== Raw records ==
(begin)
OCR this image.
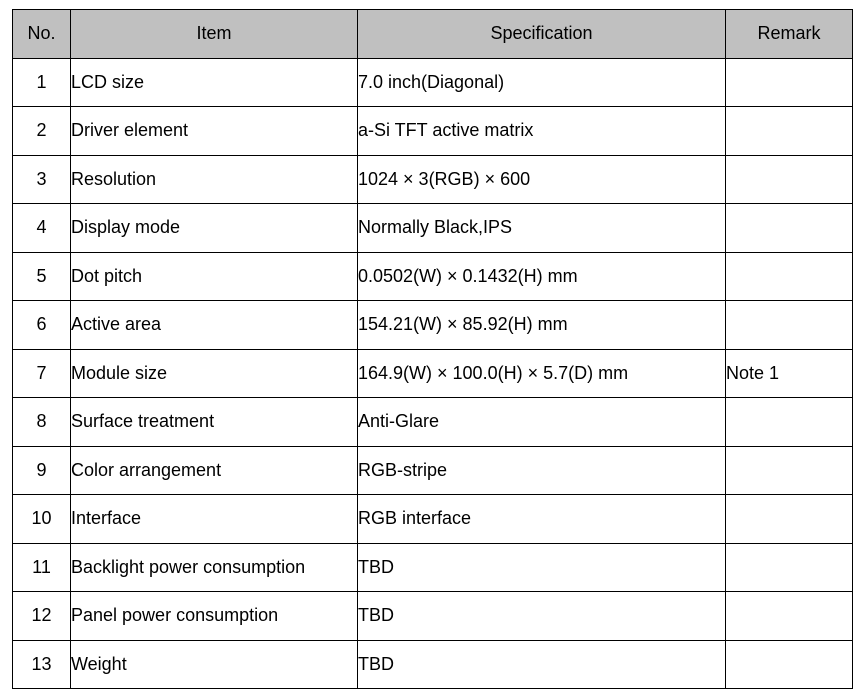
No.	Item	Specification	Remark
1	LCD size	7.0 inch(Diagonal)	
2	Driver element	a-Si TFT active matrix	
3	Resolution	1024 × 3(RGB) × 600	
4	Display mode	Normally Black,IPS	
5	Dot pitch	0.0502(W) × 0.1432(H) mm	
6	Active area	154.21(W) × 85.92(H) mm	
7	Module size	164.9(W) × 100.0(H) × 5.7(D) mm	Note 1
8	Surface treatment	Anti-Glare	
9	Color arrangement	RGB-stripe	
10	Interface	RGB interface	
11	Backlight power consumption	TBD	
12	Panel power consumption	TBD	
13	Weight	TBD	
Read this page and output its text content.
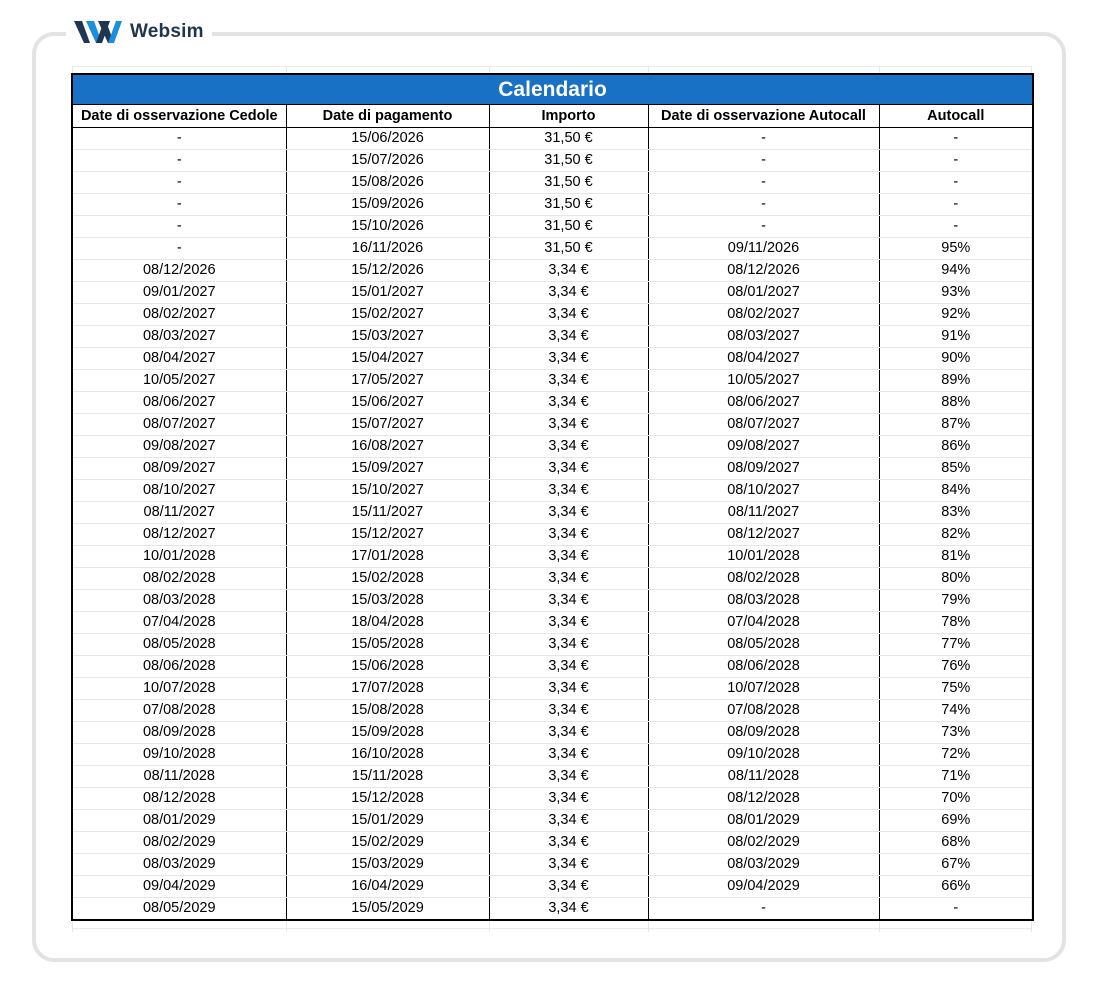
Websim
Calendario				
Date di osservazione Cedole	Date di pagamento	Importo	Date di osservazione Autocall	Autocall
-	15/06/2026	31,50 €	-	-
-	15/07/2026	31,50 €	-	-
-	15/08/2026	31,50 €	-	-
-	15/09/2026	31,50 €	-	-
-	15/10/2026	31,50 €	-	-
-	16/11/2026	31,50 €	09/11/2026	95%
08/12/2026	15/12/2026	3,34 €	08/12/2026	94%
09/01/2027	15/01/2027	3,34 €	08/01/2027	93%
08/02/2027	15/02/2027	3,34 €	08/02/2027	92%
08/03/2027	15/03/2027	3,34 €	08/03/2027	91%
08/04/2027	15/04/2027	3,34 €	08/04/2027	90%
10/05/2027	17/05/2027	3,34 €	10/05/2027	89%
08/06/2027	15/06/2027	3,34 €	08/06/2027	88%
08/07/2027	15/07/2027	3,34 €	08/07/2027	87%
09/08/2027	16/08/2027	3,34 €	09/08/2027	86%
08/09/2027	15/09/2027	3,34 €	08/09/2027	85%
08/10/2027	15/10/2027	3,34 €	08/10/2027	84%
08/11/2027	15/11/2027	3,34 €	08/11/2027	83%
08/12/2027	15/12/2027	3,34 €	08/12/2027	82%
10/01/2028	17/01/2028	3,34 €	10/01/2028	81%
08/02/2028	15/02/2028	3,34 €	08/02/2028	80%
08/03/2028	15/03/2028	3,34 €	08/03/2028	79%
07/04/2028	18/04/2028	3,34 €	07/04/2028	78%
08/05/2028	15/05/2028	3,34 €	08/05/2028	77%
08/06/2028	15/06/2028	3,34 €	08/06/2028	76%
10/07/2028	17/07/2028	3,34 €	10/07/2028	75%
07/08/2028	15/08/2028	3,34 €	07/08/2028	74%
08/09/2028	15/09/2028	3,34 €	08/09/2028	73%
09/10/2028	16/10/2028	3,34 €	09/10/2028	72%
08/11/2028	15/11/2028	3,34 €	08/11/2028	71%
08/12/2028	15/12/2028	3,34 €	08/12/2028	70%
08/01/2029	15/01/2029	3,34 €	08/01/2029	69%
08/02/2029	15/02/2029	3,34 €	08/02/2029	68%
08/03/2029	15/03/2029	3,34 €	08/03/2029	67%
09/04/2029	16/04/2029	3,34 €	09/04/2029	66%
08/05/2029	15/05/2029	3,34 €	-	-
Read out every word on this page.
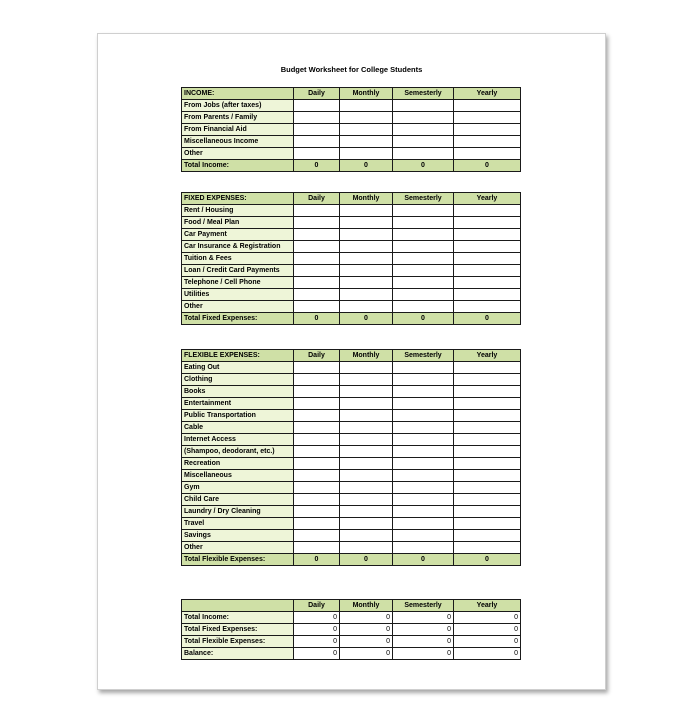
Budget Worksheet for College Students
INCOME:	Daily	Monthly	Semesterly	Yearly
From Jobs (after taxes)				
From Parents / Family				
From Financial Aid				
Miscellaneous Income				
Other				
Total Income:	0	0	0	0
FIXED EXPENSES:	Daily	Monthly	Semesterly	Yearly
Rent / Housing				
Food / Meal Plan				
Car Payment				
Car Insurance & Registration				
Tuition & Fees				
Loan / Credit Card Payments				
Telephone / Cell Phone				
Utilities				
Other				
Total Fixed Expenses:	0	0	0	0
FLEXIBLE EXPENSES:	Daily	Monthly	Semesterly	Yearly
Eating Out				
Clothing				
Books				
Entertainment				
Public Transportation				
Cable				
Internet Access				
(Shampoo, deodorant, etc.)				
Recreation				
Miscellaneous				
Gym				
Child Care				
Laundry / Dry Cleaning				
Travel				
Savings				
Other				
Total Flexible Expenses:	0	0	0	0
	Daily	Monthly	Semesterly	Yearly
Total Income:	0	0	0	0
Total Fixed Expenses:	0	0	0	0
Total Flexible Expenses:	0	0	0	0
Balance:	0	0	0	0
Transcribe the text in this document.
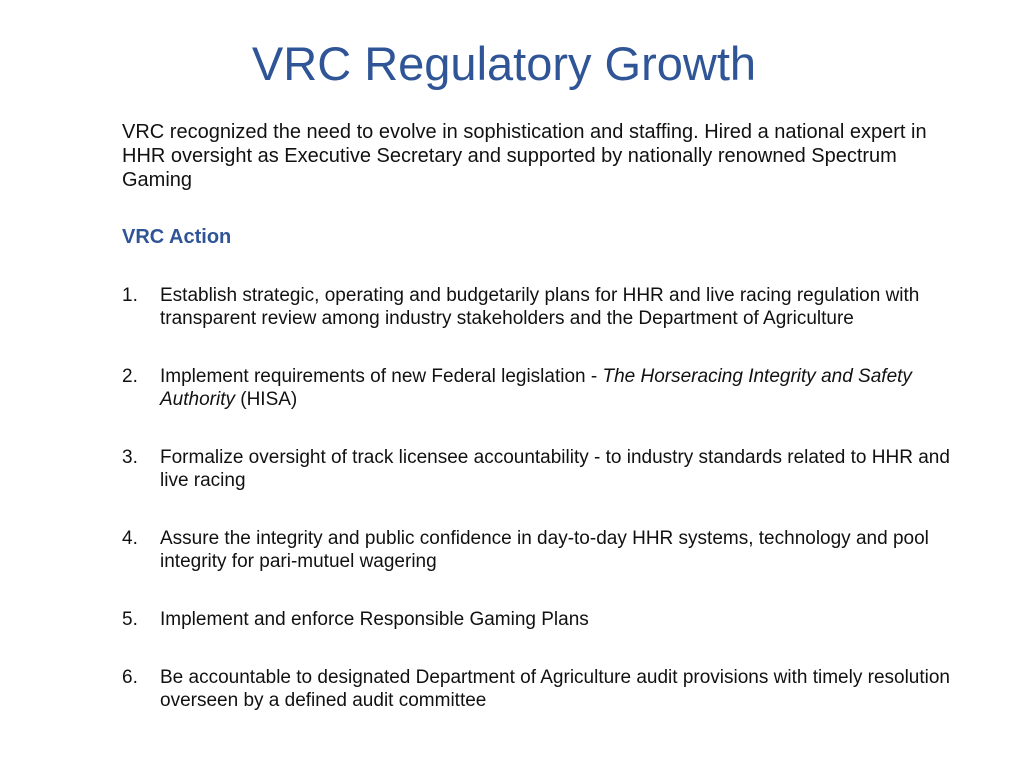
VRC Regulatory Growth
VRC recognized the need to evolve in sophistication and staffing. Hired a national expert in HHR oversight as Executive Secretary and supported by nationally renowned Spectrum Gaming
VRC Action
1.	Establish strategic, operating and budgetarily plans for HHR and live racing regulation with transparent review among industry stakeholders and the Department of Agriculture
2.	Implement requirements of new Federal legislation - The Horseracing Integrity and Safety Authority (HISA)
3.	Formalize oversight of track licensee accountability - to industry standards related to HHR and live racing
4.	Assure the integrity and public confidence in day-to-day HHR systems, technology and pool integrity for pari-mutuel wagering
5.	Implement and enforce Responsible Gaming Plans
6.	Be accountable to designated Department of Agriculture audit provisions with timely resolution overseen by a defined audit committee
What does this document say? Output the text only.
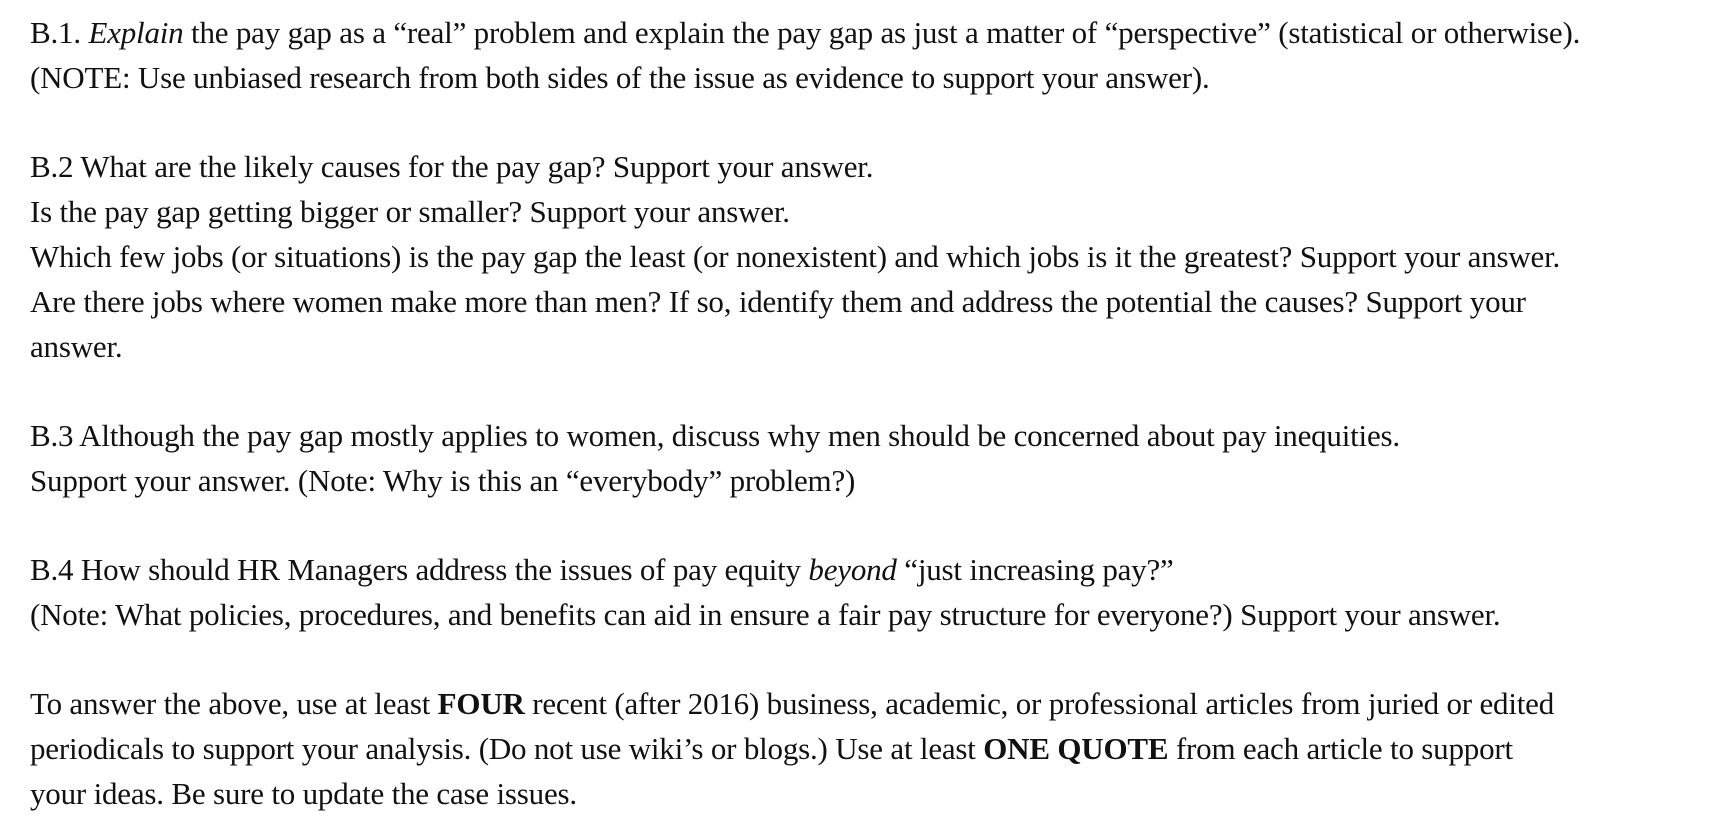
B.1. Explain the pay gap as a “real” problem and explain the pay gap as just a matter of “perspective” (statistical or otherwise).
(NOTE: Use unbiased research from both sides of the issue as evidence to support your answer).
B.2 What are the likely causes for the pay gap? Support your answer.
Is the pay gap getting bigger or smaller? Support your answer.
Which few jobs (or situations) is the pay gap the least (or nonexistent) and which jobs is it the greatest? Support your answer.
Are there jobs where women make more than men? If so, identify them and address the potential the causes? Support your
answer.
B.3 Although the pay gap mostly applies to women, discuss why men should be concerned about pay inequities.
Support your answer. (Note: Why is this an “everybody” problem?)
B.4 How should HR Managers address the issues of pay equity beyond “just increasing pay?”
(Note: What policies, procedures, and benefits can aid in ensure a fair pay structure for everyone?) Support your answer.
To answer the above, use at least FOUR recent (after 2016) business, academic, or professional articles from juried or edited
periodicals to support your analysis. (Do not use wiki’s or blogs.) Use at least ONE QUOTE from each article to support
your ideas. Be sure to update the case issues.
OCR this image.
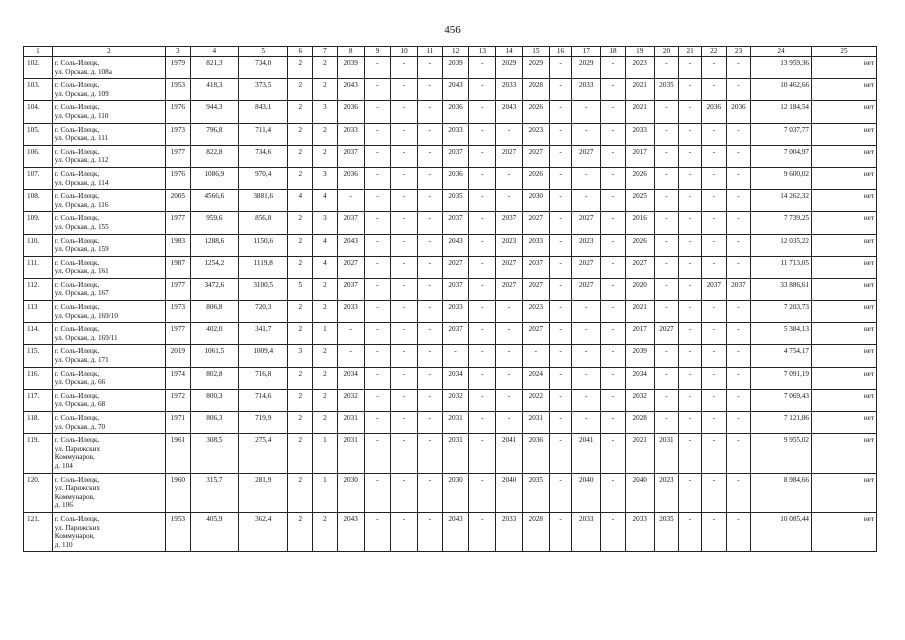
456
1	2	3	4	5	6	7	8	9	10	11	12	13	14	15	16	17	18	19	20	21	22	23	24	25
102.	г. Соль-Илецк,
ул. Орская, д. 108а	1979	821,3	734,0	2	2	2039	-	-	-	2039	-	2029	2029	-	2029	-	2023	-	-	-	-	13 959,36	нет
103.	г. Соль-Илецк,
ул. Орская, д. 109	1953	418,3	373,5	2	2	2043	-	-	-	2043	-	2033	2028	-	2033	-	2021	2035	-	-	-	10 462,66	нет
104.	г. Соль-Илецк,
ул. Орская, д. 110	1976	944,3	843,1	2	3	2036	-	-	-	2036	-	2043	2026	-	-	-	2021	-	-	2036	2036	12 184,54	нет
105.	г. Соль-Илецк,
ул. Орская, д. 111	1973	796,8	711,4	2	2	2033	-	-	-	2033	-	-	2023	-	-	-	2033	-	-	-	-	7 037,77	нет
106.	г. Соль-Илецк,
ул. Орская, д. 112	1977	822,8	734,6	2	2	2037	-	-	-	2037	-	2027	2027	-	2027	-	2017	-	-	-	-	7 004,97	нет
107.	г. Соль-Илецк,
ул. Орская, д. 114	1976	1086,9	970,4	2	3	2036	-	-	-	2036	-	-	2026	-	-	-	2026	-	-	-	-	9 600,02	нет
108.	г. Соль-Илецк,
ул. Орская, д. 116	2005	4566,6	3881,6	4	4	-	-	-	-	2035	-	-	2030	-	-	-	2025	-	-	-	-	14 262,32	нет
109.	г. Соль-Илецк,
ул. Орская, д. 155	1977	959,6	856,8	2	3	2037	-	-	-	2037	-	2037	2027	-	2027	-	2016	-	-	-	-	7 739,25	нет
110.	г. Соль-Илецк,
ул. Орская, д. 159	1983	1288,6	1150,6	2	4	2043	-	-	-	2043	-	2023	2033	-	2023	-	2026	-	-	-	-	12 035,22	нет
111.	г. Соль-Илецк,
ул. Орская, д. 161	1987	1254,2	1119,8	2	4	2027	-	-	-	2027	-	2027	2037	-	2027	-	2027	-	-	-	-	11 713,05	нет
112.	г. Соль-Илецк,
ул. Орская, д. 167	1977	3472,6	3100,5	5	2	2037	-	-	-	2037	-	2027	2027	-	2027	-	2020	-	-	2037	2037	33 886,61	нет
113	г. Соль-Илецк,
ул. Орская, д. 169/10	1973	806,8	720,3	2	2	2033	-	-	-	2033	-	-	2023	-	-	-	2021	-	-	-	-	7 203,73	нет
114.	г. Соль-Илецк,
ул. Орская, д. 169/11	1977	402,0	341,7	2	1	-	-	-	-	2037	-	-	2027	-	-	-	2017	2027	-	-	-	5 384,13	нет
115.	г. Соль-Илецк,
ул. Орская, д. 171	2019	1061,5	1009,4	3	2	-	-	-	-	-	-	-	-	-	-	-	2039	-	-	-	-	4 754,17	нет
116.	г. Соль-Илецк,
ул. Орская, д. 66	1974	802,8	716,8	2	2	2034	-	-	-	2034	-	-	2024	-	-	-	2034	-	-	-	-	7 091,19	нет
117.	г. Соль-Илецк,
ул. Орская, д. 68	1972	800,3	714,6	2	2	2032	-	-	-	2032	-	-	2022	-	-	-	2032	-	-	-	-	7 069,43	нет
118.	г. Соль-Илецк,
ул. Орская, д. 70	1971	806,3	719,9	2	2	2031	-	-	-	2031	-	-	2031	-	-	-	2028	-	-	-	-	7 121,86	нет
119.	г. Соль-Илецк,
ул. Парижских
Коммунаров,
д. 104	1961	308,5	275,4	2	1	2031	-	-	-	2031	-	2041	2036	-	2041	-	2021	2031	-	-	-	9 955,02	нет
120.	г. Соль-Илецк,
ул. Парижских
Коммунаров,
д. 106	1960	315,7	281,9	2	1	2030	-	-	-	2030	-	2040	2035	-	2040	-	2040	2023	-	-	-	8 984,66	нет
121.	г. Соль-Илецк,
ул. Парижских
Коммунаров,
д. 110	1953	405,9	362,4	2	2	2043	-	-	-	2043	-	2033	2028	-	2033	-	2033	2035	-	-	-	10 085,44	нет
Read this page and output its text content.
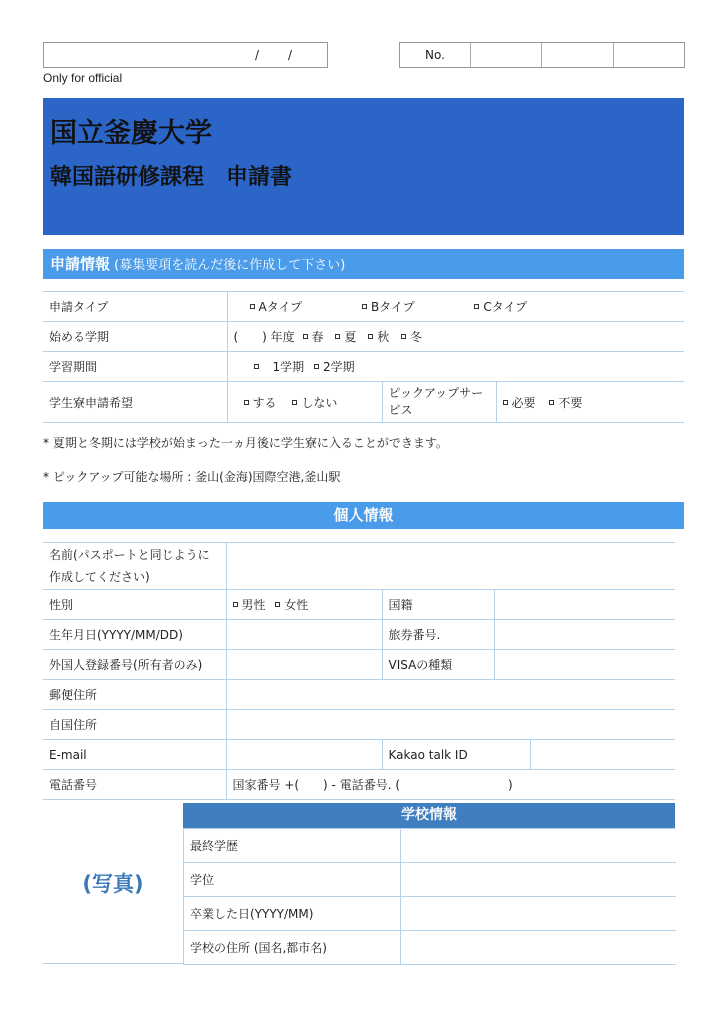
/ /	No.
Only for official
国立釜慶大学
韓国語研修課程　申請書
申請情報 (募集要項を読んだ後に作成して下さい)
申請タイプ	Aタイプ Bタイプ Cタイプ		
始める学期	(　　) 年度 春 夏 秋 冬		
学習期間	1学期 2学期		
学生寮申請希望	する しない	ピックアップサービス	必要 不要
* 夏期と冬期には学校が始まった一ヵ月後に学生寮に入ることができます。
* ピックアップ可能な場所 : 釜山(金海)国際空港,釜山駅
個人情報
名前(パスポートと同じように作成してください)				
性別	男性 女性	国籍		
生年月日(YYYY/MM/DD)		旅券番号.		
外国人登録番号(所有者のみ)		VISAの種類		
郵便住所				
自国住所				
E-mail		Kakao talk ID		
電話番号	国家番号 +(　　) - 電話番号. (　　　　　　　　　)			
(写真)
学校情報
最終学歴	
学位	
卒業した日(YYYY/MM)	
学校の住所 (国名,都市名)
(end)
== Aim ==
Gather and return every line that holds the string "Agriculture".

== Full output ==
1.	Establish strategic, operating and budgetarily plans for HHR and live racing regulation with transparent review among industry stakeholders and the Department of Agriculture
6.	Be accountable to designated Department of Agriculture audit provisions with timely resolution overseen by a defined audit committee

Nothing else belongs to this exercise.